Caro amigo (ou deveria, aqui, apelidá-lo de eterno rival?...) abandone, o quanto antes, essas ideias filantrópicas, tanto mais que o homem vulgar, reduzido ao simples papel de contribuinte passivo, não tem, definitivamente, emenda. Ora, que quer? É um ser demasiado frágil, crente e crédulo por natureza, habituado a um estado social e assistencialista, acostumado a uma infindável série de direitos ditos adquiridos e de privilégios inócuos, injustos e destrambelhados. Em suma, é um empecilho a abater logo após o voto útil, que, nesta matéria, o melhor que há em cada cidadão se prende, cá entre nós, com a sua inesgotável capacidade de ir às urnas. Às dos outros - que não a sua, como os políticos da posmodernidade desejariam...

Ah! A minha cabeça, caro amigo! Quase me esquecia do essencial, que consiste na assunção da minha generosa desistência a favor da sua indispensável candidatura. Primeiro, porque apreciei bastante a nova música de fundo, que revela, de facto, muito bom gosto, e, depois, porque o inevitável, mais cedo ou mais tarde, acontecerá: os nossos compatriotas, no ato singularmente patriótico, hão de, sim, votar seguro. E em segurança. Quer dizer, hão de voltar a tirar um coelho da cartola, seja ele Pedrito, Toninho ou Zezito, que isto de onomástica é a única coisa que muda na cousa pública.

Um forte abraço do
Manelinho*
* Ex-sem-abrigo, colaborador do QL, pago a recibos verdes, implacavelmente tributados pelo homem das implacáveis olheiras.

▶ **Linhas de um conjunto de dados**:
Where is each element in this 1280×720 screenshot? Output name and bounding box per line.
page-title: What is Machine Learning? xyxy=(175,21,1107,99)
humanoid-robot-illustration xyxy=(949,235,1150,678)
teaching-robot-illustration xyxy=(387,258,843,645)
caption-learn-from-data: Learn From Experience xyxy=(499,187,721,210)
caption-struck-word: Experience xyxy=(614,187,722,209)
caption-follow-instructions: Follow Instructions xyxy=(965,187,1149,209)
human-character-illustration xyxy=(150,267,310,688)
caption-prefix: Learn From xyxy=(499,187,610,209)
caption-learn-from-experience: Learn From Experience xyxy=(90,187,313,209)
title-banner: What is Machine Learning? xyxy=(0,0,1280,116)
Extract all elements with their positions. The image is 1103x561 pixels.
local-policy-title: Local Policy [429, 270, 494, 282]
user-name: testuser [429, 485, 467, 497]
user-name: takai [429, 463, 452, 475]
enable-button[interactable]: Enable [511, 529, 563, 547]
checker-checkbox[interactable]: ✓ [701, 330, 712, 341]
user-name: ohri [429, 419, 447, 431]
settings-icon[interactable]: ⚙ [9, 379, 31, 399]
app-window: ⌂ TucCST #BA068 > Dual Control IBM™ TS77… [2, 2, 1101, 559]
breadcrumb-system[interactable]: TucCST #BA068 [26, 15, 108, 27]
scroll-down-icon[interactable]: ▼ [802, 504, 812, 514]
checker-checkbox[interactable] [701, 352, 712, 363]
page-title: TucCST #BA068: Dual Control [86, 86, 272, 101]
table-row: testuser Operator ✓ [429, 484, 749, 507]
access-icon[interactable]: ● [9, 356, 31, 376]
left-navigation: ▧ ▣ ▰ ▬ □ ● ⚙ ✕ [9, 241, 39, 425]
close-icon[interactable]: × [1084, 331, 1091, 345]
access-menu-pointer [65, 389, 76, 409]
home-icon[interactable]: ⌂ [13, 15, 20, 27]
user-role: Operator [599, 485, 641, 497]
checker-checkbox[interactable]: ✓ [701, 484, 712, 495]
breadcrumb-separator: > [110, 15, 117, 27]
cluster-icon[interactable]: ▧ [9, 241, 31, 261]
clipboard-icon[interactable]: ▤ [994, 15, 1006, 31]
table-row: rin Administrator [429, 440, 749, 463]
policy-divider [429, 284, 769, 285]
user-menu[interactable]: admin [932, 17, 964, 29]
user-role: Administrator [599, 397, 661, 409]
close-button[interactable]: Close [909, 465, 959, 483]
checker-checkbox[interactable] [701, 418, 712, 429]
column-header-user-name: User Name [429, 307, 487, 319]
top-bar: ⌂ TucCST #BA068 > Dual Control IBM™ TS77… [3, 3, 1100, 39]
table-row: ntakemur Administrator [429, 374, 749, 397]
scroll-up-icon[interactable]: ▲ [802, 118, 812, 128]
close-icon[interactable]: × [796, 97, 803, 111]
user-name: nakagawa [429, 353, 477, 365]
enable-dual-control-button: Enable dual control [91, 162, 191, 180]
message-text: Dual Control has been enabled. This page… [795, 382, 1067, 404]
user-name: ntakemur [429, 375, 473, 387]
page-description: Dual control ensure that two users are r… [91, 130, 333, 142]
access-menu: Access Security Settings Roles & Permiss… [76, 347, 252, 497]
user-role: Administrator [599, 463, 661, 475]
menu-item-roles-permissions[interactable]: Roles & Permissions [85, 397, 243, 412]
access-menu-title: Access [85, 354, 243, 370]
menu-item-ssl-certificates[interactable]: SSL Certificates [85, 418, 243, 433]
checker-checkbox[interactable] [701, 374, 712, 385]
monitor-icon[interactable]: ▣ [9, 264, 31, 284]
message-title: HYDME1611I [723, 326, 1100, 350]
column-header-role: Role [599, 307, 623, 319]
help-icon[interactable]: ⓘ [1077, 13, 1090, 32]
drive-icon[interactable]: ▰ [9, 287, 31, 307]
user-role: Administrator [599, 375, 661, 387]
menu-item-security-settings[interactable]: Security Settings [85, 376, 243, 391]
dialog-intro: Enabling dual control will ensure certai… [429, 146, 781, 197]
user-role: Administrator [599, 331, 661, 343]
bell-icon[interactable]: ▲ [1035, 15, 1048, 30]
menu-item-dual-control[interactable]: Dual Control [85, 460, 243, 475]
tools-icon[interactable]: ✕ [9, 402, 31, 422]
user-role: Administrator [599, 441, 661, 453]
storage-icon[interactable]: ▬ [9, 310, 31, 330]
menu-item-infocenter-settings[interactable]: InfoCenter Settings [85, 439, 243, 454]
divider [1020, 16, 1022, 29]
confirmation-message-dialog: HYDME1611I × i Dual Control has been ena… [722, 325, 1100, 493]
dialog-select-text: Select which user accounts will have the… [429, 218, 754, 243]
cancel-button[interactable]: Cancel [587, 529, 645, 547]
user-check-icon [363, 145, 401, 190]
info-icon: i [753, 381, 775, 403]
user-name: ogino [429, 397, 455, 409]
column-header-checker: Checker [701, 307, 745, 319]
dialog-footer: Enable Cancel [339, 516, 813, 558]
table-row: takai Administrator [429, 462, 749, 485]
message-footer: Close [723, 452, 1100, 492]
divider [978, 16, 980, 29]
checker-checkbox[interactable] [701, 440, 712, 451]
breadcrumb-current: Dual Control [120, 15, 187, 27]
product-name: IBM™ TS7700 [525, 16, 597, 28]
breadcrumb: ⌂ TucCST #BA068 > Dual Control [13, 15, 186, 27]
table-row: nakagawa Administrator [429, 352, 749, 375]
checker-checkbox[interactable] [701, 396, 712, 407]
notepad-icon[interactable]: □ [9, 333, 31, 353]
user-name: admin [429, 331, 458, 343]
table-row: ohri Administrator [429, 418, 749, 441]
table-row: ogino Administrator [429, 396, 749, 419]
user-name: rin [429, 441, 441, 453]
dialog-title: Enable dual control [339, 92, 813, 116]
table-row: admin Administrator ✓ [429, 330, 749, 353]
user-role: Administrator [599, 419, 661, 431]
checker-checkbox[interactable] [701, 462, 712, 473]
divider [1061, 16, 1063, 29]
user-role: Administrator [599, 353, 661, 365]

▶ **Instruções e requisitos**: Repita, sem alterar nada, o trecho da carta que vai de "Ah! A minha" até "das implacáveis olheiras.", inclusive. As linhas não são necessárias.

▶ **Resultado da tarefa**:
Ah! A minha cabeça, caro amigo! Quase me esquecia do essencial, que consiste na assunção da minha generosa desistência a favor da sua indispensável candidatura. Primeiro, porque apreciei bastante a nova música de fundo, que revela, de facto, muito bom gosto, e, depois, porque o inevitável, mais cedo ou mais tarde, acontecerá: os nossos compatriotas, no ato singularmente patriótico, hão de, sim, votar seguro. E em segurança. Quer dizer, hão de voltar a tirar um coelho da cartola, seja ele Pedrito, Toninho ou Zezito, que isto de onomástica é a única coisa que muda na cousa pública.

Um forte abraço do
Manelinho*
* Ex-sem-abrigo, colaborador do QL, pago a recibos verdes, implacavelmente tributados pelo homem das implacáveis olheiras.